What to do: Look through the material below. Copy each line that contains the string "text".
>>>>
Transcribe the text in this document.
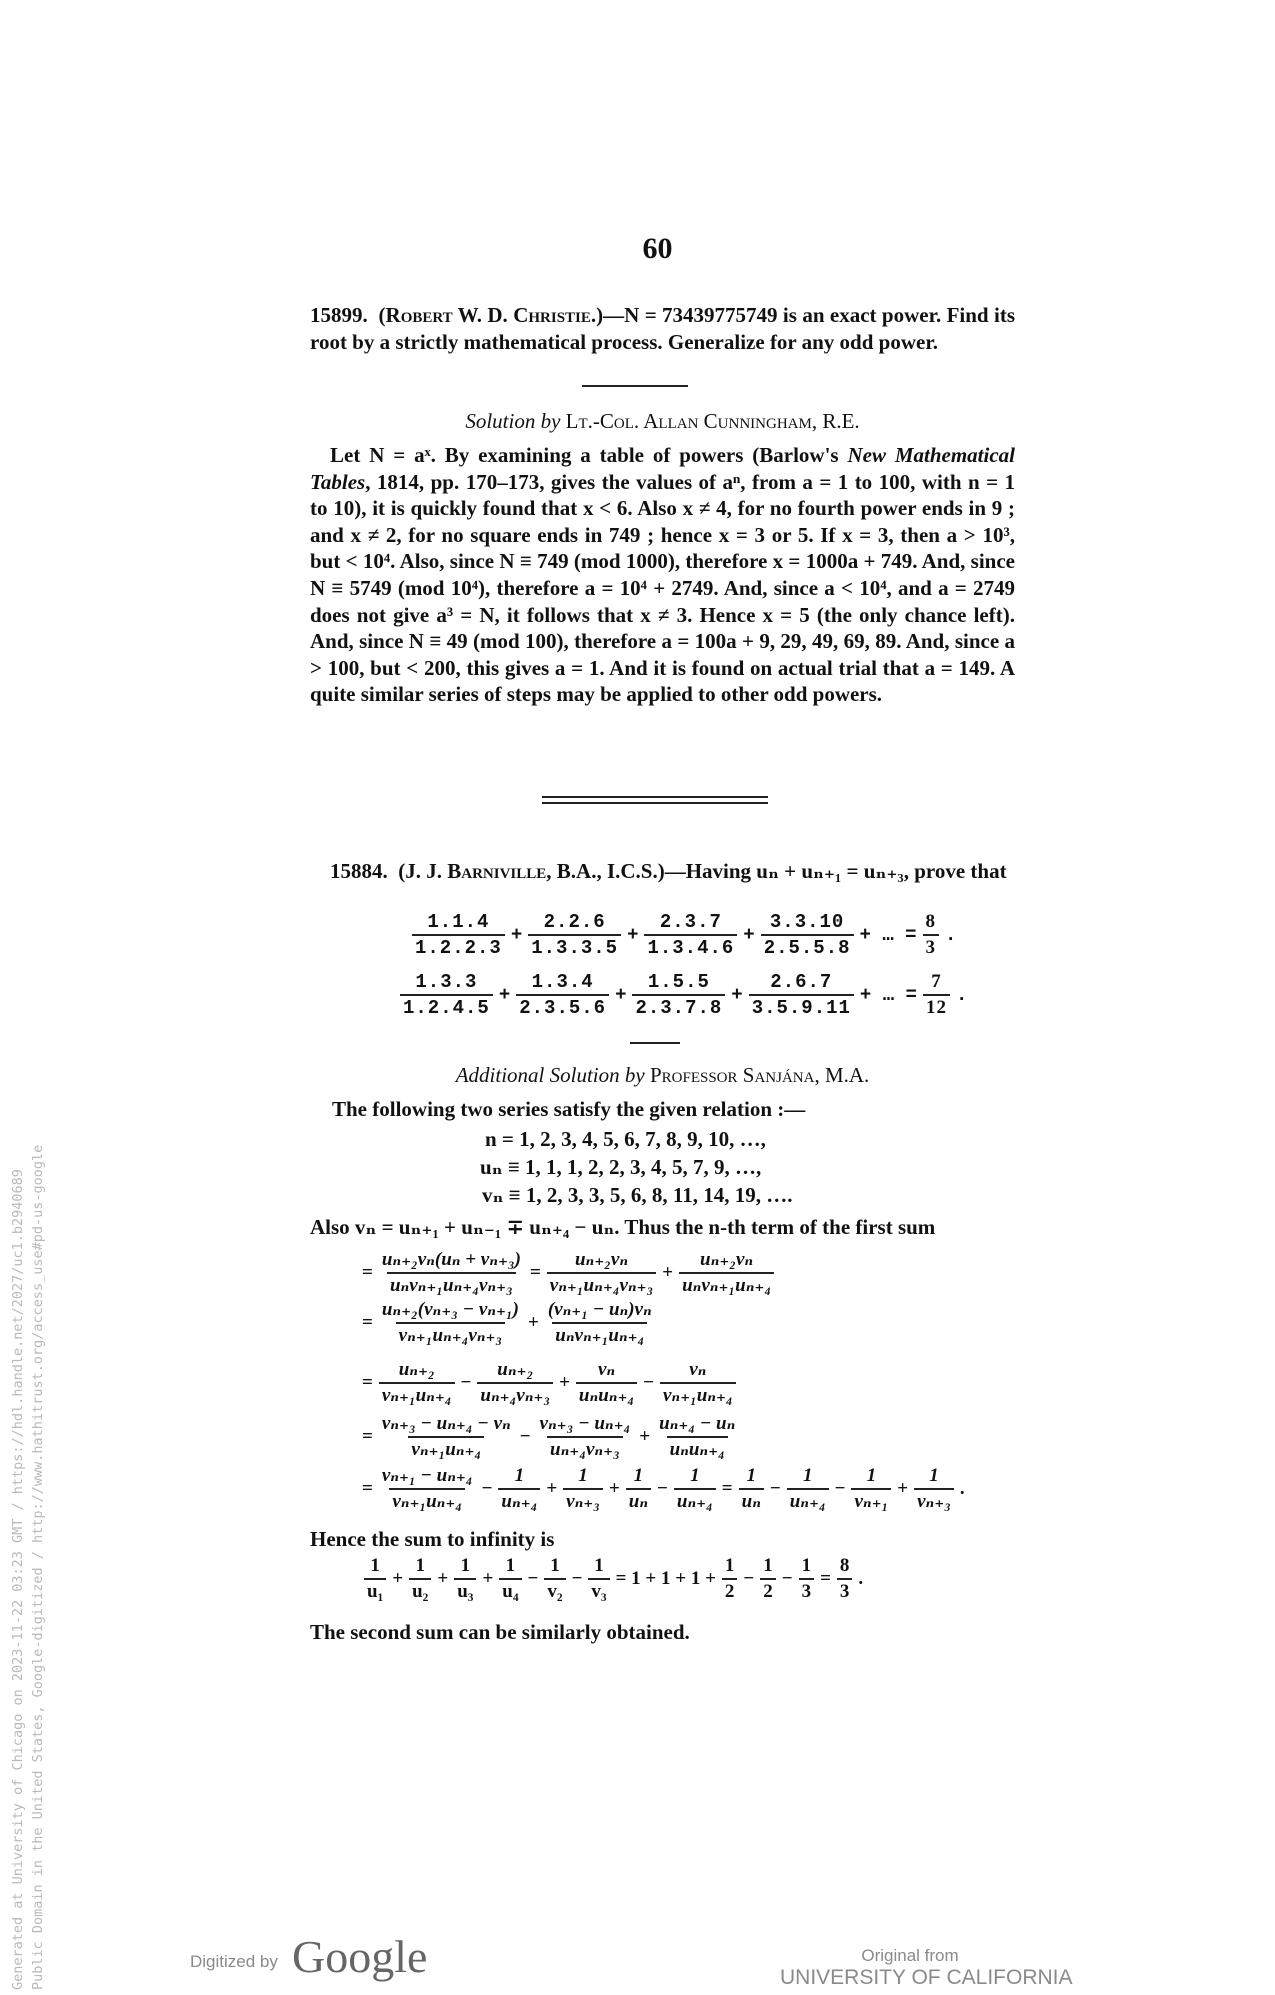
60
15899. (Robert W. D. Christie.)—N = 73439775749 is an exact power. Find its root by a strictly mathematical process. Generalize for any odd power.
Solution by Lt.-Col. Allan Cunningham, R.E.
Let N = aˣ. By examining a table of powers (Barlow's New Mathematical Tables, 1814, pp. 170–173, gives the values of aⁿ, from a = 1 to 100, with n = 1 to 10), it is quickly found that x < 6. Also x ≠ 4, for no fourth power ends in 9 ; and x ≠ 2, for no square ends in 749 ; hence x = 3 or 5. If x = 3, then a > 10³, but < 10⁴. Also, since N ≡ 749 (mod 1000), therefore x = 1000a + 749. And, since N ≡ 5749 (mod 10⁴), therefore a = 10⁴ + 2749. And, since a < 10⁴, and a = 2749 does not give a³ = N, it follows that x ≠ 3. Hence x = 5 (the only chance left). And, since N ≡ 49 (mod 100), therefore a = 100a + 9, 29, 49, 69, 89. And, since a > 100, but < 200, this gives a = 1. And it is found on actual trial that a = 149. A quite similar series of steps may be applied to other odd powers.
15884. (J. J. Barniville, B.A., I.C.S.)—Having uₙ + uₙ₊₁ = uₙ₊₃, prove that
$\frac{1.1.4}{1.2.2.3} + \frac{2.2.6}{1.3.3.5} + \frac{2.3.7}{1.3.4.6} + \frac{3.3.10}{2.5.5.8}$ + … = $\frac{8}{3}$ .
$\frac{1.3.3}{1.2.4.5} + \frac{1.3.4}{2.3.5.6} + \frac{1.5.5}{2.3.7.8} + \frac{2.6.7}{3.5.9.11}$ + … = $\frac{7}{12}$ .
Additional Solution by Professor Sanjána, M.A.
The following two series satisfy the given relation :—
n = 1, 2, 3, 4, 5, 6, 7, 8, 9, 10, …,
uₙ ≡ 1, 1, 1, 2, 2, 3, 4, 5, 7, 9, …,
vₙ ≡ 1, 2, 3, 3, 5, 6, 8, 11, 14, 19, ….
Also vₙ = uₙ₊₁ + uₙ₋₁ ∓ uₙ₊₄ − uₙ. Thus the n-th term of the first sum
= $\frac{\text{uₙ₊₂vₙ(uₙ + vₙ₊₃)}}{\text{uₙvₙ₊₁uₙ₊₄vₙ₊₃}} = \frac{\text{uₙ₊₂vₙ}}{\text{vₙ₊₁uₙ₊₄vₙ₊₃}} + \frac{\text{uₙ₊₂vₙ}}{\text{uₙvₙ₊₁uₙ₊₄}}$
= $\frac{\text{uₙ₊₂(vₙ₊₃ − vₙ₊₁)}}{\text{vₙ₊₁uₙ₊₄vₙ₊₃}} + \frac{\text{(vₙ₊₁ − uₙ)vₙ}}{\text{uₙvₙ₊₁uₙ₊₄}}$
= $\frac{\text{uₙ₊₂}}{\text{vₙ₊₁uₙ₊₄}} - \frac{\text{uₙ₊₂}}{\text{uₙ₊₄vₙ₊₃}} + \frac{\text{vₙ}}{\text{uₙuₙ₊₄}} - \frac{\text{vₙ}}{\text{vₙ₊₁uₙ₊₄}}$
= $\frac{\text{vₙ₊₃ − uₙ₊₄ − vₙ}}{\text{vₙ₊₁uₙ₊₄}} - \frac{\text{vₙ₊₃ − uₙ₊₄}}{\text{uₙ₊₄vₙ₊₃}} + \frac{\text{uₙ₊₄ − uₙ}}{\text{uₙuₙ₊₄}}$
= $\frac{\text{vₙ₊₁ − uₙ₊₄}}{\text{vₙ₊₁uₙ₊₄}} - \frac{1}{\text{uₙ₊₄}} + \frac{1}{\text{vₙ₊₃}} + \frac{1}{\text{uₙ}} - \frac{1}{\text{uₙ₊₄}} = \frac{1}{\text{uₙ}} - \frac{1}{\text{uₙ₊₄}} - \frac{1}{\text{vₙ₊₁}} + \frac{1}{\text{vₙ₊₃}}$ .
Hence the sum to infinity is
$\frac{1}{\text{u₁}} + \frac{1}{\text{u₂}} + \frac{1}{\text{u₃}} + \frac{1}{\text{u₄}} - \frac{1}{\text{v₂}} - \frac{1}{\text{v₃}} = 1 + 1 + 1 + \frac{1}{2} - \frac{1}{2} - \frac{1}{3} = \frac{8}{3}$ .
The second sum can be similarly obtained.
Generated at University of Chicago on 2023-11-22 03:23 GMT / https://hdl.handle.net/2027/uc1.b2940689 Public Domain in the United States, Google-digitized / http://www.hathitrust.org/access_use#pd-us-google	Digitized by Google	Original from
UNIVERSITY OF CALIFORNIA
<<<<
Exercise solution:
Transcribe the text in this document.
= $\frac{\text{uₙ₊₂vₙ(uₙ + vₙ₊₃)}}{\text{uₙvₙ₊₁uₙ₊₄vₙ₊₃}} = \frac{\text{uₙ₊₂vₙ}}{\text{vₙ₊₁uₙ₊₄vₙ₊₃}} + \frac{\text{uₙ₊₂vₙ}}{\text{uₙvₙ₊₁uₙ₊₄}}$
= $\frac{\text{uₙ₊₂(vₙ₊₃ − vₙ₊₁)}}{\text{vₙ₊₁uₙ₊₄vₙ₊₃}} + \frac{\text{(vₙ₊₁ − uₙ)vₙ}}{\text{uₙvₙ₊₁uₙ₊₄}}$
= $\frac{\text{uₙ₊₂}}{\text{vₙ₊₁uₙ₊₄}} - \frac{\text{uₙ₊₂}}{\text{uₙ₊₄vₙ₊₃}} + \frac{\text{vₙ}}{\text{uₙuₙ₊₄}} - \frac{\text{vₙ}}{\text{vₙ₊₁uₙ₊₄}}$
= $\frac{\text{vₙ₊₃ − uₙ₊₄ − vₙ}}{\text{vₙ₊₁uₙ₊₄}} - \frac{\text{vₙ₊₃ − uₙ₊₄}}{\text{uₙ₊₄vₙ₊₃}} + \frac{\text{uₙ₊₄ − uₙ}}{\text{uₙuₙ₊₄}}$
= $\frac{\text{vₙ₊₁ − uₙ₊₄}}{\text{vₙ₊₁uₙ₊₄}} - \frac{1}{\text{uₙ₊₄}} + \frac{1}{\text{vₙ₊₃}} + \frac{1}{\text{uₙ}} - \frac{1}{\text{uₙ₊₄}} = \frac{1}{\text{uₙ}} - \frac{1}{\text{uₙ₊₄}} - \frac{1}{\text{vₙ₊₁}} + \frac{1}{\text{vₙ₊₃}}$ .
$\frac{1}{\text{u₁}} + \frac{1}{\text{u₂}} + \frac{1}{\text{u₃}} + \frac{1}{\text{u₄}} - \frac{1}{\text{v₂}} - \frac{1}{\text{v₃}} = 1 + 1 + 1 + \frac{1}{2} - \frac{1}{2} - \frac{1}{3} = \frac{8}{3}$ .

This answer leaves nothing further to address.